DATA FOR THIS EXERCISE start

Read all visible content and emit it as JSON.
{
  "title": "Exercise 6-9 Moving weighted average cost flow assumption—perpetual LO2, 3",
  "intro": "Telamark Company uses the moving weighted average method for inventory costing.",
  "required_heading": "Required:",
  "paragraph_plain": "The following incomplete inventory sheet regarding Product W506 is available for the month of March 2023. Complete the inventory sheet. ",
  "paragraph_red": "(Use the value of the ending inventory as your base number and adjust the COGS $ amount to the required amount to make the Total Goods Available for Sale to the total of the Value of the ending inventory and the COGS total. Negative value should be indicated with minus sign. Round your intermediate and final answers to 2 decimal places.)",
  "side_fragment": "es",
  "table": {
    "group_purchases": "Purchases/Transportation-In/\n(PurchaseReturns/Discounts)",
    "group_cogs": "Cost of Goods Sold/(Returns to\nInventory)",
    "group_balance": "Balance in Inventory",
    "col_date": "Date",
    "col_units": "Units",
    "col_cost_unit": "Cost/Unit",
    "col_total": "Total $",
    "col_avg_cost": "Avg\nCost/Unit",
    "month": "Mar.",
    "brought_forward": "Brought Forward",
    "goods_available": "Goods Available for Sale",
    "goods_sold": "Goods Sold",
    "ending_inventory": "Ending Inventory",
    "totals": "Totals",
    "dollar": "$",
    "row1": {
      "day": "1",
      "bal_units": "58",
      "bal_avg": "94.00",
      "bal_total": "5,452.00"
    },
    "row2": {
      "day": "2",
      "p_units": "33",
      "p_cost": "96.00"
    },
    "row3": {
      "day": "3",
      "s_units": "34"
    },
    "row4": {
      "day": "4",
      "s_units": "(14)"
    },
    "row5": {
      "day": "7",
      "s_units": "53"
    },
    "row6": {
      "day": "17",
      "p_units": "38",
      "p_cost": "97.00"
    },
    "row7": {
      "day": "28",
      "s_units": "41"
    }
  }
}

DATA FOR THIS EXERCISE end

Retype all of the data shown above, word for word.

**FULL OUTPUT**
Read all visible content and emit it as JSON.
{
  "title": "Exercise 6-9 Moving weighted average cost flow assumption—perpetual LO2, 3",
  "intro": "Telamark Company uses the moving weighted average method for inventory costing.",
  "required_heading": "Required:",
  "paragraph_plain": "The following incomplete inventory sheet regarding Product W506 is available for the month of March 2023. Complete the inventory sheet. ",
  "paragraph_red": "(Use the value of the ending inventory as your base number and adjust the COGS $ amount to the required amount to make the Total Goods Available for Sale to the total of the Value of the ending inventory and the COGS total. Negative value should be indicated with minus sign. Round your intermediate and final answers to 2 decimal places.)",
  "side_fragment": "es",
  "table": {
    "group_purchases": "Purchases/Transportation-In/\n(PurchaseReturns/Discounts)",
    "group_cogs": "Cost of Goods Sold/(Returns to\nInventory)",
    "group_balance": "Balance in Inventory",
    "col_date": "Date",
    "col_units": "Units",
    "col_cost_unit": "Cost/Unit",
    "col_total": "Total $",
    "col_avg_cost": "Avg\nCost/Unit",
    "month": "Mar.",
    "brought_forward": "Brought Forward",
    "goods_available": "Goods Available for Sale",
    "goods_sold": "Goods Sold",
    "ending_inventory": "Ending Inventory",
    "totals": "Totals",
    "dollar": "$",
    "row1": {
      "day": "1",
      "bal_units": "58",
      "bal_avg": "94.00",
      "bal_total": "5,452.00"
    },
    "row2": {
      "day": "2",
      "p_units": "33",
      "p_cost": "96.00"
    },
    "row3": {
      "day": "3",
      "s_units": "34"
    },
    "row4": {
      "day": "4",
      "s_units": "(14)"
    },
    "row5": {
      "day": "7",
      "s_units": "53"
    },
    "row6": {
      "day": "17",
      "p_units": "38",
      "p_cost": "97.00"
    },
    "row7": {
      "day": "28",
      "s_units": "41"
    }
  }
}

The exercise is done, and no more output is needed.